Record extracts start

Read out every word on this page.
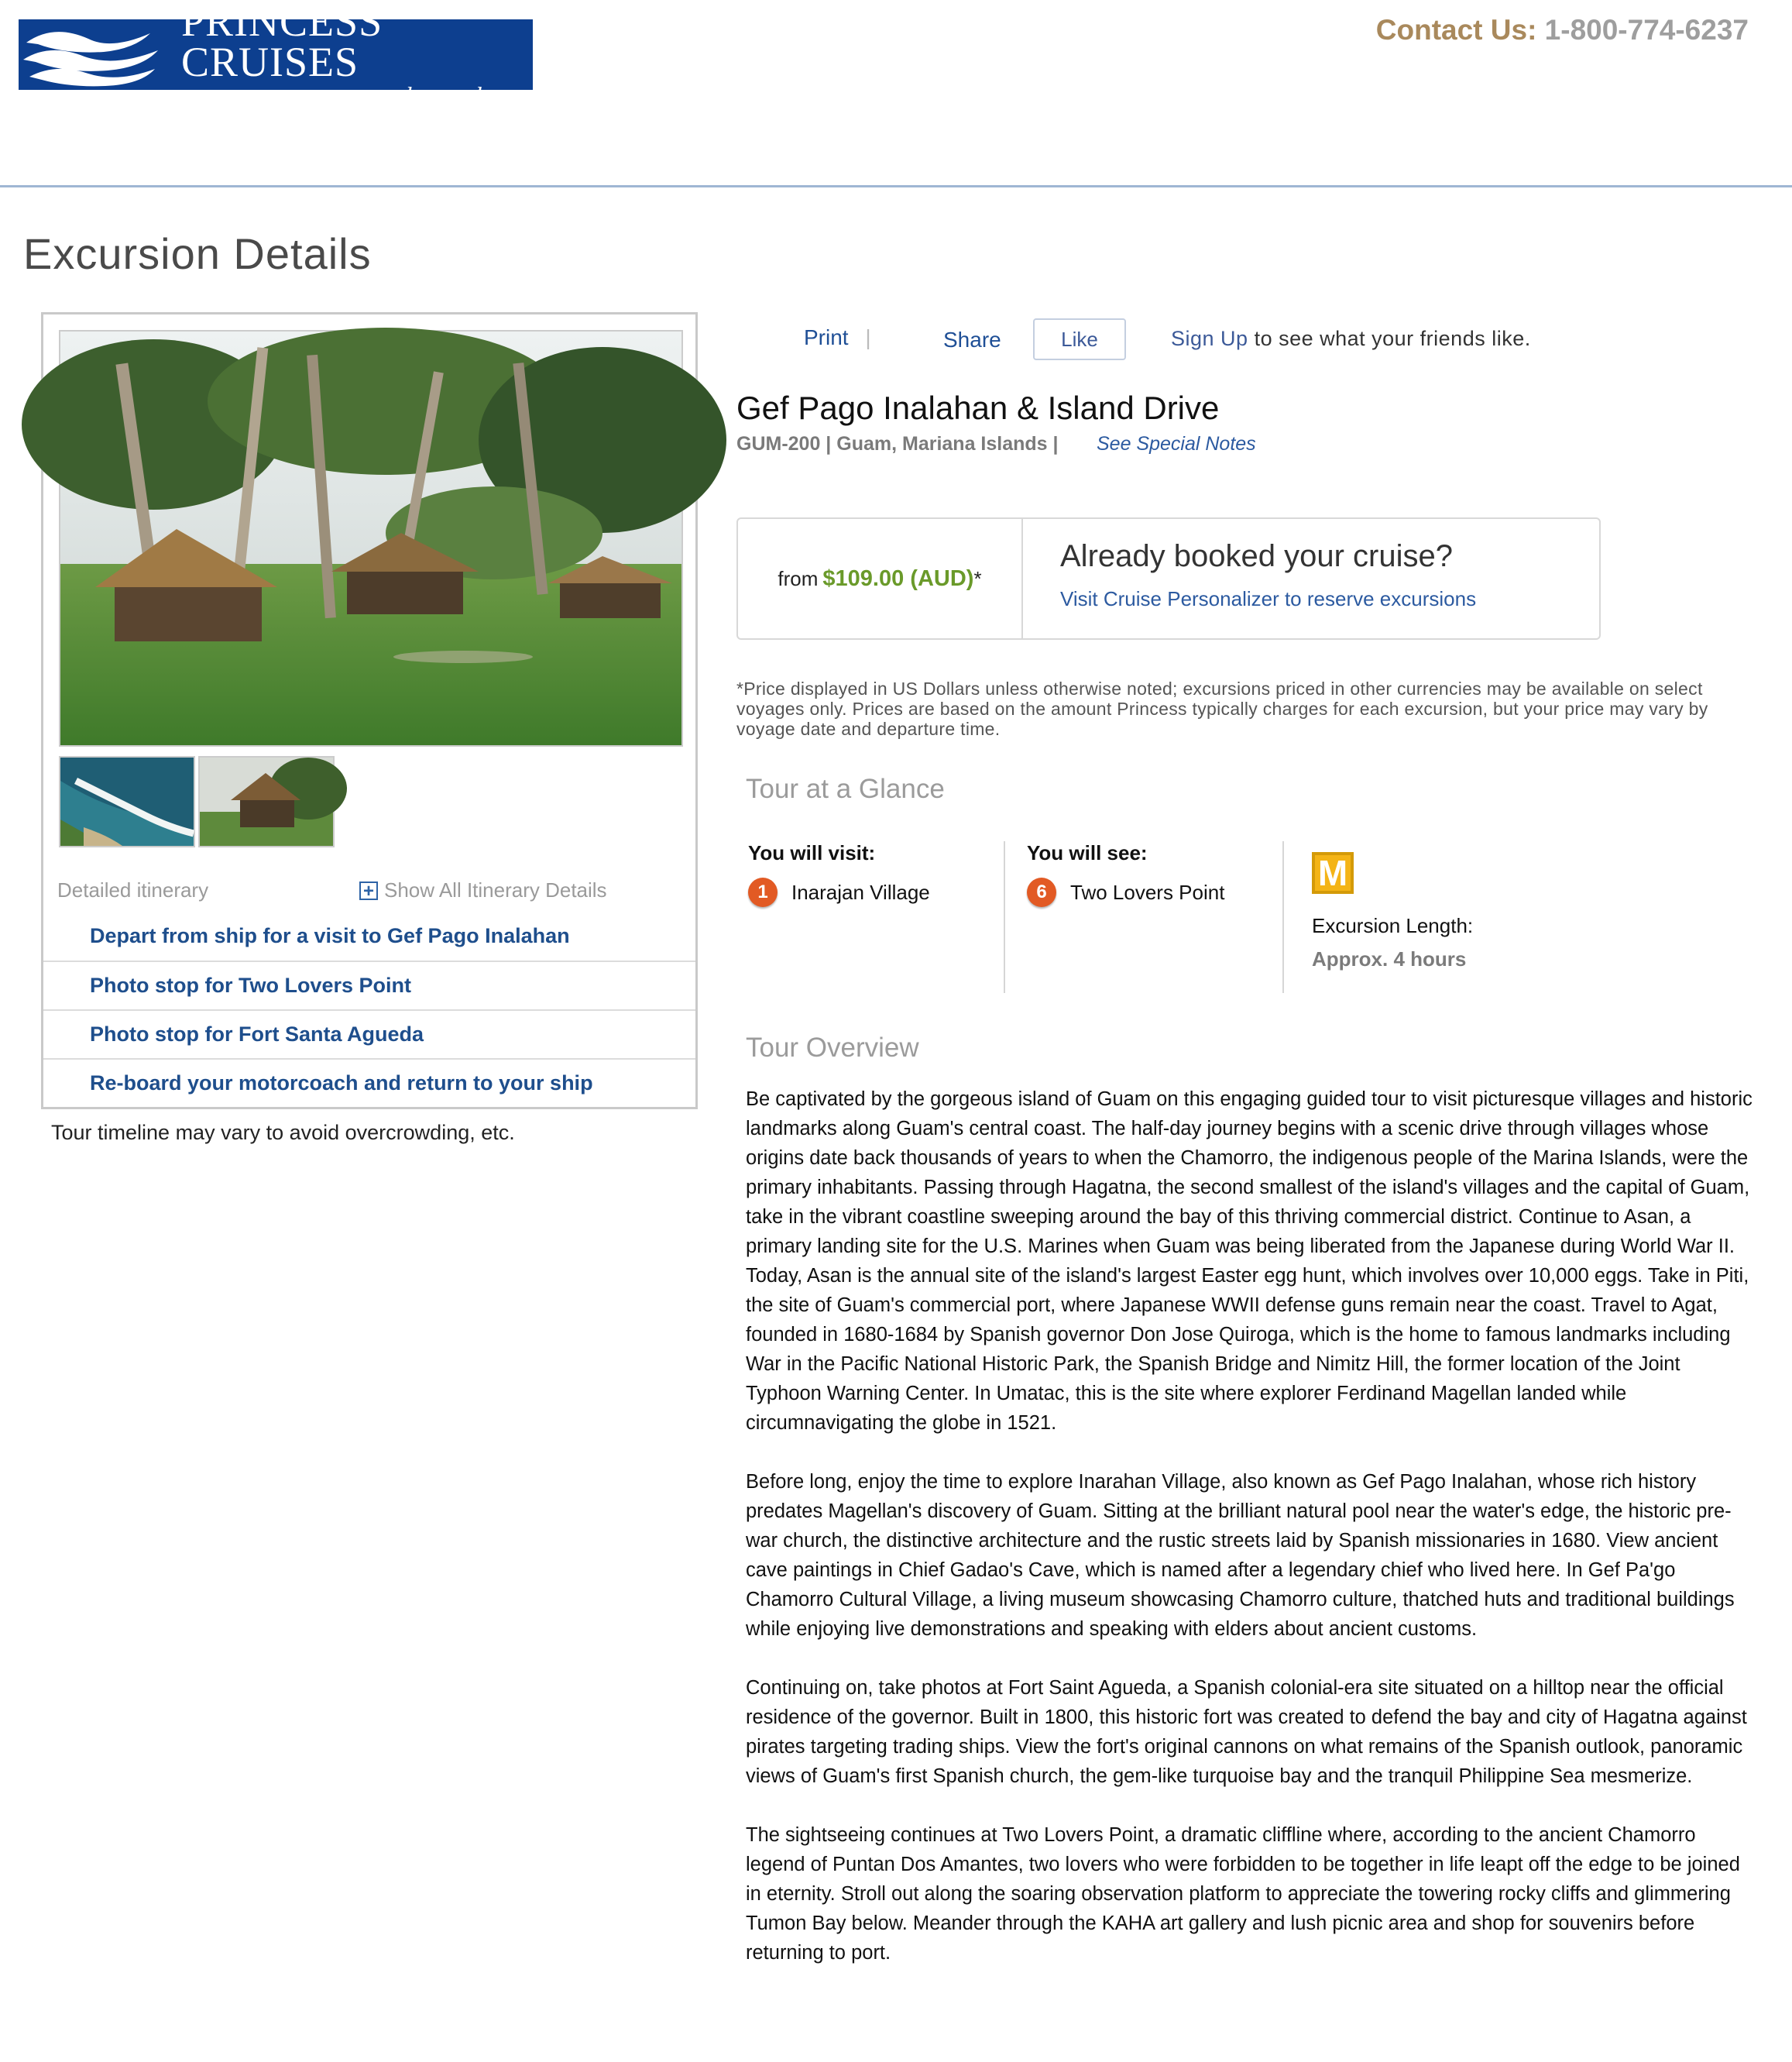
PRINCESS CRUISES
escape completely
Contact Us: 1-800-774-6237
Excursion Details
Detailed itinerary	+ Show All Itinerary Details
Depart from ship for a visit to Gef Pago Inalahan
Photo stop for Two Lovers Point
Photo stop for Fort Santa Agueda
Re-board your motorcoach and return to your ship
Tour timeline may vary to avoid overcrowding, etc.
Print |	Share	Like	Sign Up to see what your friends like.
Gef Pago Inalahan & Island Drive
GUM-200 | Guam, Mariana Islands | See Special Notes
from $109.00 (AUD) *
Already booked your cruise?
Visit Cruise Personalizer to reserve excursions
*Price displayed in US Dollars unless otherwise noted; excursions priced in other currencies may be available on select voyages only. Prices are based on the amount Princess typically charges for each excursion, but your price may vary by voyage date and departure time.
Tour at a Glance
You will visit:
1	Inarajan Village
You will see:
6	Two Lovers Point	M
Excursion Length:
Approx. 4 hours
Tour Overview

Be captivated by the gorgeous island of Guam on this engaging guided tour to visit picturesque villages and historic landmarks along Guam's central coast. The half-day journey begins with a scenic drive through villages whose origins date back thousands of years to when the Chamorro, the indigenous people of the Marina Islands, were the primary inhabitants. Passing through Hagatna, the second smallest of the island's villages and the capital of Guam, take in the vibrant coastline sweeping around the bay of this thriving commercial district. Continue to Asan, a primary landing site for the U.S. Marines when Guam was being liberated from the Japanese during World War II. Today, Asan is the annual site of the island's largest Easter egg hunt, which involves over 10,000 eggs. Take in Piti, the site of Guam's commercial port, where Japanese WWII defense guns remain near the coast. Travel to Agat, founded in 1680-1684 by Spanish governor Don Jose Quiroga, which is the home to famous landmarks including War in the Pacific National Historic Park, the Spanish Bridge and Nimitz Hill, the former location of the Joint Typhoon Warning Center. In Umatac, this is the site where explorer Ferdinand Magellan landed while circumnavigating the globe in 1521.

Before long, enjoy the time to explore Inarahan Village, also known as Gef Pago Inalahan, whose rich history predates Magellan's discovery of Guam. Sitting at the brilliant natural pool near the water's edge, the historic pre-war church, the distinctive architecture and the rustic streets laid by Spanish missionaries in 1680. View ancient cave paintings in Chief Gadao's Cave, which is named after a legendary chief who lived here. In Gef Pa'go Chamorro Cultural Village, a living museum showcasing Chamorro culture, thatched huts and traditional buildings while enjoying live demonstrations and speaking with elders about ancient customs.

Continuing on, take photos at Fort Saint Agueda, a Spanish colonial-era site situated on a hilltop near the official residence of the governor. Built in 1800, this historic fort was created to defend the bay and city of Hagatna against pirates targeting trading ships. View the fort's original cannons on what remains of the Spanish outlook, panoramic views of Guam's first Spanish church, the gem-like turquoise bay and the tranquil Philippine Sea mesmerize.

The sightseeing continues at Two Lovers Point, a dramatic cliffline where, according to the ancient Chamorro legend of Puntan Dos Amantes, two lovers who were forbidden to be together in life leapt off the edge to be joined in eternity. Stroll out along the soaring observation platform to appreciate the towering rocky cliffs and glimmering Tumon Bay below. Meander through the KAHA art gallery and lush picnic area and shop for souvenirs before returning to port.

Record extracts end

- **Problem description**: Your task is to transcribe all of the records precisely, with no images included.

- **Result below**:
Read out every word on this page.
PRINCESS CRUISES
escape completely
Contact Us: 1-800-774-6237
Excursion Details
Detailed itinerary	+ Show All Itinerary Details
Depart from ship for a visit to Gef Pago Inalahan
Photo stop for Two Lovers Point
Photo stop for Fort Santa Agueda
Re-board your motorcoach and return to your ship
Tour timeline may vary to avoid overcrowding, etc.
Print |	Share	Like	Sign Up to see what your friends like.
Gef Pago Inalahan & Island Drive
GUM-200 | Guam, Mariana Islands | See Special Notes
from $109.00 (AUD) *
Already booked your cruise?
Visit Cruise Personalizer to reserve excursions
*Price displayed in US Dollars unless otherwise noted; excursions priced in other currencies may be available on select voyages only. Prices are based on the amount Princess typically charges for each excursion, but your price may vary by voyage date and departure time.
Tour at a Glance
You will visit:
1	Inarajan Village
You will see:
6	Two Lovers Point	M
Excursion Length:
Approx. 4 hours
Tour Overview

Be captivated by the gorgeous island of Guam on this engaging guided tour to visit picturesque villages and historic landmarks along Guam's central coast. The half-day journey begins with a scenic drive through villages whose origins date back thousands of years to when the Chamorro, the indigenous people of the Marina Islands, were the primary inhabitants. Passing through Hagatna, the second smallest of the island's villages and the capital of Guam, take in the vibrant coastline sweeping around the bay of this thriving commercial district. Continue to Asan, a primary landing site for the U.S. Marines when Guam was being liberated from the Japanese during World War II. Today, Asan is the annual site of the island's largest Easter egg hunt, which involves over 10,000 eggs. Take in Piti, the site of Guam's commercial port, where Japanese WWII defense guns remain near the coast. Travel to Agat, founded in 1680-1684 by Spanish governor Don Jose Quiroga, which is the home to famous landmarks including War in the Pacific National Historic Park, the Spanish Bridge and Nimitz Hill, the former location of the Joint Typhoon Warning Center. In Umatac, this is the site where explorer Ferdinand Magellan landed while circumnavigating the globe in 1521.

Before long, enjoy the time to explore Inarahan Village, also known as Gef Pago Inalahan, whose rich history predates Magellan's discovery of Guam. Sitting at the brilliant natural pool near the water's edge, the historic pre-war church, the distinctive architecture and the rustic streets laid by Spanish missionaries in 1680. View ancient cave paintings in Chief Gadao's Cave, which is named after a legendary chief who lived here. In Gef Pa'go Chamorro Cultural Village, a living museum showcasing Chamorro culture, thatched huts and traditional buildings while enjoying live demonstrations and speaking with elders about ancient customs.

Continuing on, take photos at Fort Saint Agueda, a Spanish colonial-era site situated on a hilltop near the official residence of the governor. Built in 1800, this historic fort was created to defend the bay and city of Hagatna against pirates targeting trading ships. View the fort's original cannons on what remains of the Spanish outlook, panoramic views of Guam's first Spanish church, the gem-like turquoise bay and the tranquil Philippine Sea mesmerize.

The sightseeing continues at Two Lovers Point, a dramatic cliffline where, according to the ancient Chamorro legend of Puntan Dos Amantes, two lovers who were forbidden to be together in life leapt off the edge to be joined in eternity. Stroll out along the soaring observation platform to appreciate the towering rocky cliffs and glimmering Tumon Bay below. Meander through the KAHA art gallery and lush picnic area and shop for souvenirs before returning to port.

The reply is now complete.